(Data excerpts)
########
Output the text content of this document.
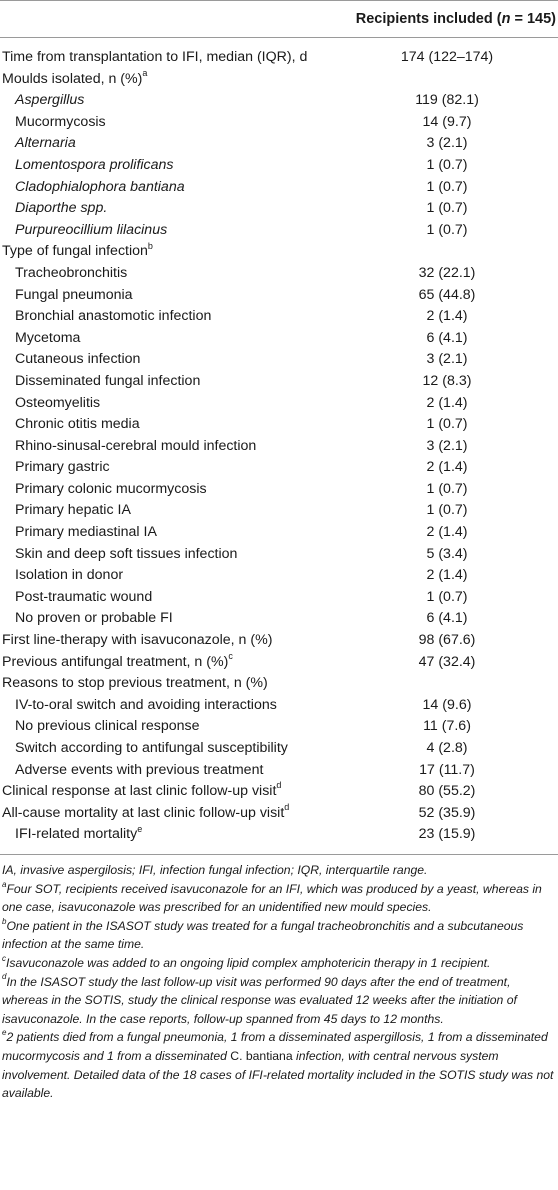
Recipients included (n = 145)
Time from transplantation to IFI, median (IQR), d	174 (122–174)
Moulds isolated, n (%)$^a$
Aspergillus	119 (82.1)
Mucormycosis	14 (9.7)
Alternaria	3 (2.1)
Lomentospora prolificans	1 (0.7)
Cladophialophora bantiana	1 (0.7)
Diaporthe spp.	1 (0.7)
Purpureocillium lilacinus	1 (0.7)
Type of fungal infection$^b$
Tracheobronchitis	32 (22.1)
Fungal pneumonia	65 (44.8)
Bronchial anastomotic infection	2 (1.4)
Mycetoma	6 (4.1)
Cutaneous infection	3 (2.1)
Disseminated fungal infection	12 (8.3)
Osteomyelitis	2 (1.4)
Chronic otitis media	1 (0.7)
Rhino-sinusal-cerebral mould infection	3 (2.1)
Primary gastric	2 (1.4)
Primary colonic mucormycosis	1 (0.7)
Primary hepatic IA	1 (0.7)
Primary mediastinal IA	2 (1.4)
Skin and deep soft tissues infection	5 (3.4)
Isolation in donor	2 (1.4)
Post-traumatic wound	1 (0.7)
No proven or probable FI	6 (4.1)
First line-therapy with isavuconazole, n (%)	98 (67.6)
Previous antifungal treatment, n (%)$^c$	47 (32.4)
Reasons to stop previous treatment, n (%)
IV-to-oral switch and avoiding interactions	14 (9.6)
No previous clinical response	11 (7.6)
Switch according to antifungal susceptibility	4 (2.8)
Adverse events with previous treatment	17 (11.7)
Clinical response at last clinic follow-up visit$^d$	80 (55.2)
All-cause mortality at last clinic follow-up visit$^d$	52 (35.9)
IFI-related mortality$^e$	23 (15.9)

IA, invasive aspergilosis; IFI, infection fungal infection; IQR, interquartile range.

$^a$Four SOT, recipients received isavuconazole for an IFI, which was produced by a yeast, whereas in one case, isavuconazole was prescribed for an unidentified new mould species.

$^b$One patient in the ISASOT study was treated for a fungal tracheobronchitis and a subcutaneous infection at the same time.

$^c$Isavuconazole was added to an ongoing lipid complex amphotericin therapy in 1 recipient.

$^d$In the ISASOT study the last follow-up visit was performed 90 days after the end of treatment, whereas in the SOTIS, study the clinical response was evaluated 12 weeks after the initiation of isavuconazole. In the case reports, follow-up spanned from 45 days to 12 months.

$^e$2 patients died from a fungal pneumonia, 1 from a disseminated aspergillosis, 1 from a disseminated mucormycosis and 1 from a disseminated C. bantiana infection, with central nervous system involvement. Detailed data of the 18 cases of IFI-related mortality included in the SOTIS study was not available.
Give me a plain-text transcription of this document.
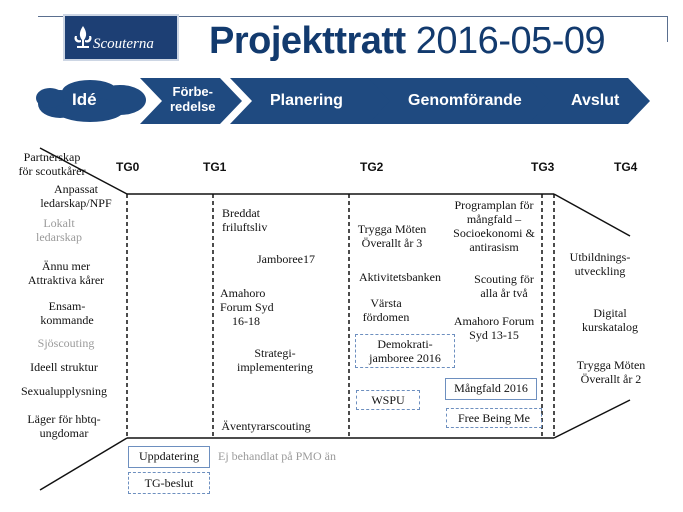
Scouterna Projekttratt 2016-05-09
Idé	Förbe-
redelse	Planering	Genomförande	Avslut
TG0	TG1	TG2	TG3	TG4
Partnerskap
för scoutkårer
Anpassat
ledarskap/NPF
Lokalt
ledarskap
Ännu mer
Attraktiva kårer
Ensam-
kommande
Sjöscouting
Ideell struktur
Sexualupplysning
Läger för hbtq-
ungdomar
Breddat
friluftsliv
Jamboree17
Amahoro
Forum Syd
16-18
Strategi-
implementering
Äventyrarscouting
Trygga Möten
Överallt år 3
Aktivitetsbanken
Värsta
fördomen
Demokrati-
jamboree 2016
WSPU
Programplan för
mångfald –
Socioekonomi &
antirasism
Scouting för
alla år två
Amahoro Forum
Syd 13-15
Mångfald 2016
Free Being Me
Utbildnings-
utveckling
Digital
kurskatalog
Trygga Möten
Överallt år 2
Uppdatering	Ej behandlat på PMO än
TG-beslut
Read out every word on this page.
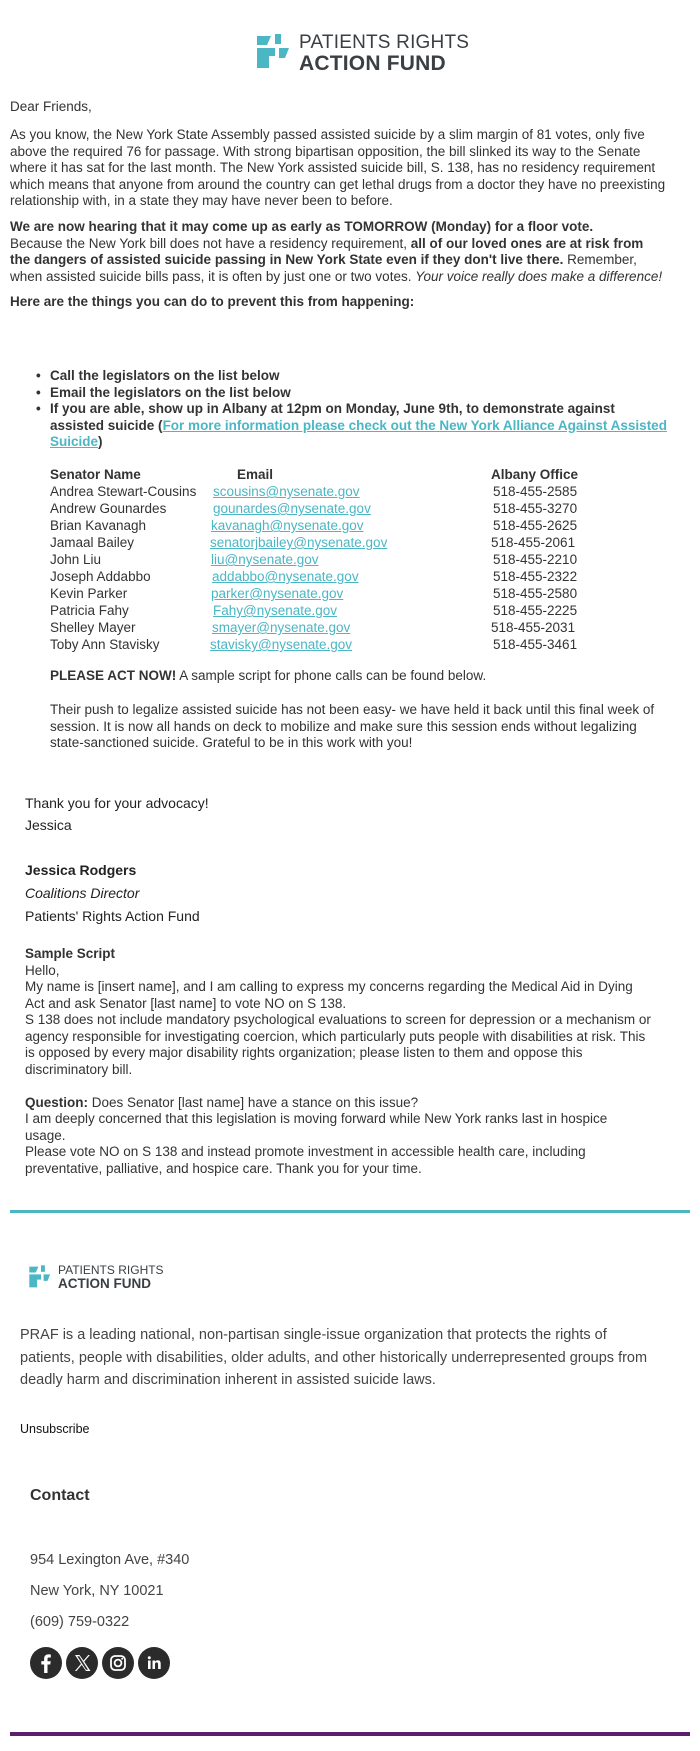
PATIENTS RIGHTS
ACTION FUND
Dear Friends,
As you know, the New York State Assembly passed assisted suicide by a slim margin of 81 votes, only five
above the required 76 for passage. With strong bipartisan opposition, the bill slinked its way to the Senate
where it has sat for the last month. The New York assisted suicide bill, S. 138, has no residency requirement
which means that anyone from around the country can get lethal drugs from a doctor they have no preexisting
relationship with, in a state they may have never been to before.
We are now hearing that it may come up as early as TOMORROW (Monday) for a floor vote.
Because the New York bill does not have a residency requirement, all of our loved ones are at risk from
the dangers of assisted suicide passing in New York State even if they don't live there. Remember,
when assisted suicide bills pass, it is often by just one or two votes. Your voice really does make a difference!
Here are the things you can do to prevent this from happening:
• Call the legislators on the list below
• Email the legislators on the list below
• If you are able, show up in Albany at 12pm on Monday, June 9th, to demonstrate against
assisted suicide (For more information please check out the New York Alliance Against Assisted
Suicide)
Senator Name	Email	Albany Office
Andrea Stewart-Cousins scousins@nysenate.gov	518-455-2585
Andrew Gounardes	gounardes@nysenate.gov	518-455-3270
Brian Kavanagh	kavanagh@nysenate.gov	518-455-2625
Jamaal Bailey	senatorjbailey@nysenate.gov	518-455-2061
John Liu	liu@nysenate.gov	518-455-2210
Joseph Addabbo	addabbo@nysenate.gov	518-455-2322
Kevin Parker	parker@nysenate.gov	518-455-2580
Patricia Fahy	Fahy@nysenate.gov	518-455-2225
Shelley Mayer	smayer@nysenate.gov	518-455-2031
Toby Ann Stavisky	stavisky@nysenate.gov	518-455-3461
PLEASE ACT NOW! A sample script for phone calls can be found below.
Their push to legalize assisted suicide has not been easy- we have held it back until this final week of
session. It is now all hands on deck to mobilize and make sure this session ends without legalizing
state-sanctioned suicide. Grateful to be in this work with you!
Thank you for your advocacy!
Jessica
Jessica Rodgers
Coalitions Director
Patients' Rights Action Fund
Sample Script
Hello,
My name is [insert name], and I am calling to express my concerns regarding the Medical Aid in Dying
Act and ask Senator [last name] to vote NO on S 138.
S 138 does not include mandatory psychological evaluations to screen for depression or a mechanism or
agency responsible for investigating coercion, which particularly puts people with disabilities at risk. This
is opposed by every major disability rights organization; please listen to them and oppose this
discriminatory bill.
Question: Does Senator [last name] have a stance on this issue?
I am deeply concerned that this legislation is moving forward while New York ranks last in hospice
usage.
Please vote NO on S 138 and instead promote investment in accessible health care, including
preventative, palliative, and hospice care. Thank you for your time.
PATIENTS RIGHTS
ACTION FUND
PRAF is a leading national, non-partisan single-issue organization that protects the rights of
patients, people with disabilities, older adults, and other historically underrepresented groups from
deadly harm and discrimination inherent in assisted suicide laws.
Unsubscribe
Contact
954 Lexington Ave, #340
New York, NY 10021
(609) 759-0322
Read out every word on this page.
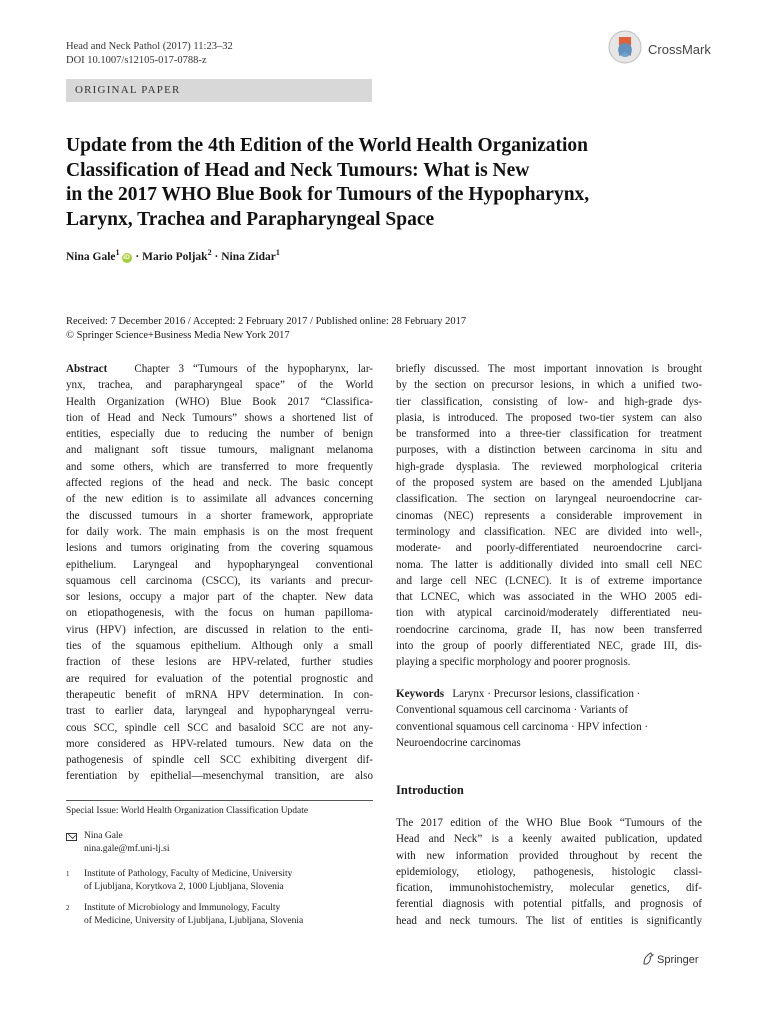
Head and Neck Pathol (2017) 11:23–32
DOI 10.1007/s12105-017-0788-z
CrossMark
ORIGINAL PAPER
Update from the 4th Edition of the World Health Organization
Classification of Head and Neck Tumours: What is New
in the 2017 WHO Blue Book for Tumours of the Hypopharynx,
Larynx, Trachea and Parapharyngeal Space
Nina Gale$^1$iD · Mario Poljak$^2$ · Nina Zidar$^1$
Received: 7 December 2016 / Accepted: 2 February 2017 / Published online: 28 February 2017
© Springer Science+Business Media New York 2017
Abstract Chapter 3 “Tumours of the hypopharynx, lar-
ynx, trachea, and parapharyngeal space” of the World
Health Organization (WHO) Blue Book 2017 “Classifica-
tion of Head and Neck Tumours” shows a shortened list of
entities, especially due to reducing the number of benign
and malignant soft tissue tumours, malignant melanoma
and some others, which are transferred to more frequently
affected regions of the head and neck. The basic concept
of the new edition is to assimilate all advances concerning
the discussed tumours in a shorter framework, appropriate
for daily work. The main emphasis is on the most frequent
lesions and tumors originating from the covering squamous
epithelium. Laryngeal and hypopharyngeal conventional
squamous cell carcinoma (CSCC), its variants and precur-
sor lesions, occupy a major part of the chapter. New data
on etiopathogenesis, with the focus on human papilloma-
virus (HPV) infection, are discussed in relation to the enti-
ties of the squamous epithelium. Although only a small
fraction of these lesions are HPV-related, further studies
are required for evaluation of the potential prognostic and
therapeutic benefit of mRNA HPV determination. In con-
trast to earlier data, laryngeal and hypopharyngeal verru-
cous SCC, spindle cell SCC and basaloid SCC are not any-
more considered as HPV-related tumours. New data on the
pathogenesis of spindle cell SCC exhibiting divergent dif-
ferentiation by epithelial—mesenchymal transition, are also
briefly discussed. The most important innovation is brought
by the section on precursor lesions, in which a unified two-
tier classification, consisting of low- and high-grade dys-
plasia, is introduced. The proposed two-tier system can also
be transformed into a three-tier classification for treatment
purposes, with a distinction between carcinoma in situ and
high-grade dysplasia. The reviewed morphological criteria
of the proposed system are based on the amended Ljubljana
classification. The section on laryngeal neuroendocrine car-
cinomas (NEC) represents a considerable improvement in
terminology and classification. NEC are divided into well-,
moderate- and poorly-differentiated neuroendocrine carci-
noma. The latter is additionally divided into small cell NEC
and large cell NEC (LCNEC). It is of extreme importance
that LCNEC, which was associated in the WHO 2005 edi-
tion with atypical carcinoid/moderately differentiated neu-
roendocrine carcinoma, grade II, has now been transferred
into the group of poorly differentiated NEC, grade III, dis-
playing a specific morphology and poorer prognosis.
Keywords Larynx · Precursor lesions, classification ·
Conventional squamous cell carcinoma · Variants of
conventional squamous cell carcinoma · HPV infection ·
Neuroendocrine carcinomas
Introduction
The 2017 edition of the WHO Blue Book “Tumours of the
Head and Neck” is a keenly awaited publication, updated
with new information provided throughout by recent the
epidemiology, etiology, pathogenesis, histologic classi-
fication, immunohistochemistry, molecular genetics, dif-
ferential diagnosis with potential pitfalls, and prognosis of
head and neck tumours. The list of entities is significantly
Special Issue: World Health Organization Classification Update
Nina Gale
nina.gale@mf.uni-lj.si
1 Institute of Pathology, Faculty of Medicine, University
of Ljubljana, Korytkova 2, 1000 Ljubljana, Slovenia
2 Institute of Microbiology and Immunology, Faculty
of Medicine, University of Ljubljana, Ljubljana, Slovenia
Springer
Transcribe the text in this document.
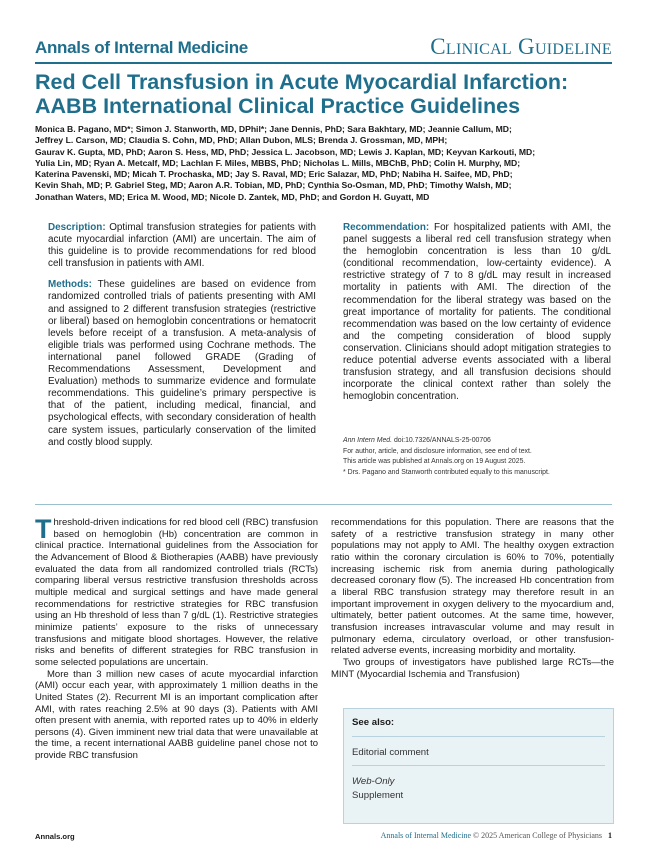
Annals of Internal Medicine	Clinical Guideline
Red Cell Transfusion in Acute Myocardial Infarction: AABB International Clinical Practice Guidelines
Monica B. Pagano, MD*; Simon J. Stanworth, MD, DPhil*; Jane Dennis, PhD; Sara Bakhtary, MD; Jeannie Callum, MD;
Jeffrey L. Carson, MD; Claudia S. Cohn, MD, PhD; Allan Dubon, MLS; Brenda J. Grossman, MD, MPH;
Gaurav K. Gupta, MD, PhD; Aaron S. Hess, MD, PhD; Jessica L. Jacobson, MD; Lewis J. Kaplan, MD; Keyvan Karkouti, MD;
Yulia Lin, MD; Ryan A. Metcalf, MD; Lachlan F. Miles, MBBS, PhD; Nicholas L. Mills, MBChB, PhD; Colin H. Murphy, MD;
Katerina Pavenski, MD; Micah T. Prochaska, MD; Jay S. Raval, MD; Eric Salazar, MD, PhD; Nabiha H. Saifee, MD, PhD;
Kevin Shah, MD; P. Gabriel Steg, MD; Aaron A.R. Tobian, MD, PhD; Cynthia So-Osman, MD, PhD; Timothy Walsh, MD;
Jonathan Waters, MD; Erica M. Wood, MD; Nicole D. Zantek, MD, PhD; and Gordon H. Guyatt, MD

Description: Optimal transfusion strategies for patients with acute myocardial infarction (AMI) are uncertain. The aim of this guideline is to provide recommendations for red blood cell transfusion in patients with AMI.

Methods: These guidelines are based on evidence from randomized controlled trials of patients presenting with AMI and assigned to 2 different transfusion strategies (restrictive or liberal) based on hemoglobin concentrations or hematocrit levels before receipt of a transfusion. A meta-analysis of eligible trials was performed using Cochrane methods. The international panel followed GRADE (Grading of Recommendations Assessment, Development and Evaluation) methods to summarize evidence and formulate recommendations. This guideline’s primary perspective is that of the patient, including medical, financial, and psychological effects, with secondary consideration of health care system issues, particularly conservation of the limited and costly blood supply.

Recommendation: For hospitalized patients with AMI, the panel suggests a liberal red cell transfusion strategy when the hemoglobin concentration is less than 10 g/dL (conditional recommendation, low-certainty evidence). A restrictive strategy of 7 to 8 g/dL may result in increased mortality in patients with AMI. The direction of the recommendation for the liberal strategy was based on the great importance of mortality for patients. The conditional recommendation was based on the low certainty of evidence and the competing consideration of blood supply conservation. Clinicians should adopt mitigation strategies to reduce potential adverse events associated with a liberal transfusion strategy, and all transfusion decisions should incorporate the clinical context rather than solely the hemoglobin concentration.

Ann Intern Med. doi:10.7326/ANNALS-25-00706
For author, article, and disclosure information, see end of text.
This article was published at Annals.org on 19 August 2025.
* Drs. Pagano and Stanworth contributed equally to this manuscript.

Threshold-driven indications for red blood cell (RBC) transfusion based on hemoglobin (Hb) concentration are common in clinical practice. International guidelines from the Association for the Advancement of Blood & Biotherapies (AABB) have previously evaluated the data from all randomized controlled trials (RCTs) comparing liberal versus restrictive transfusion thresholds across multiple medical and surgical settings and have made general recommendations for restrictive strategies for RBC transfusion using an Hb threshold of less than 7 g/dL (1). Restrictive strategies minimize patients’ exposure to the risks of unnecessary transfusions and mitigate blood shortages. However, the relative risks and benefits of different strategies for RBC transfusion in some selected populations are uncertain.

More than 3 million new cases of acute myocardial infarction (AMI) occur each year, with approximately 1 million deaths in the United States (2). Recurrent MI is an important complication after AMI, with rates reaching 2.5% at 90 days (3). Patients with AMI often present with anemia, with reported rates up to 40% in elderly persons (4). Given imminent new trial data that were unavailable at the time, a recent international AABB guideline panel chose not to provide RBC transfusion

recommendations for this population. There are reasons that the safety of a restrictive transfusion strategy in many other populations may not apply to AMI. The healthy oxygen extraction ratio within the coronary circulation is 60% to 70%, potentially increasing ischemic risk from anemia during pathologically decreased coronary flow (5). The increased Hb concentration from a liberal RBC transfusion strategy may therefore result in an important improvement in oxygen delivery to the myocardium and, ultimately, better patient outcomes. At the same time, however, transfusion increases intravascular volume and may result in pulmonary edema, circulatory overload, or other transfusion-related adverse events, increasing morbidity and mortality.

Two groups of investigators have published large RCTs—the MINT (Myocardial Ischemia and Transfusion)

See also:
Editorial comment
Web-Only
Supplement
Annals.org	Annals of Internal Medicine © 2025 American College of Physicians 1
########
■ Task description: The answer is a count and nothing more: lines above that contain "lesions".

■ Response to this exercise: 5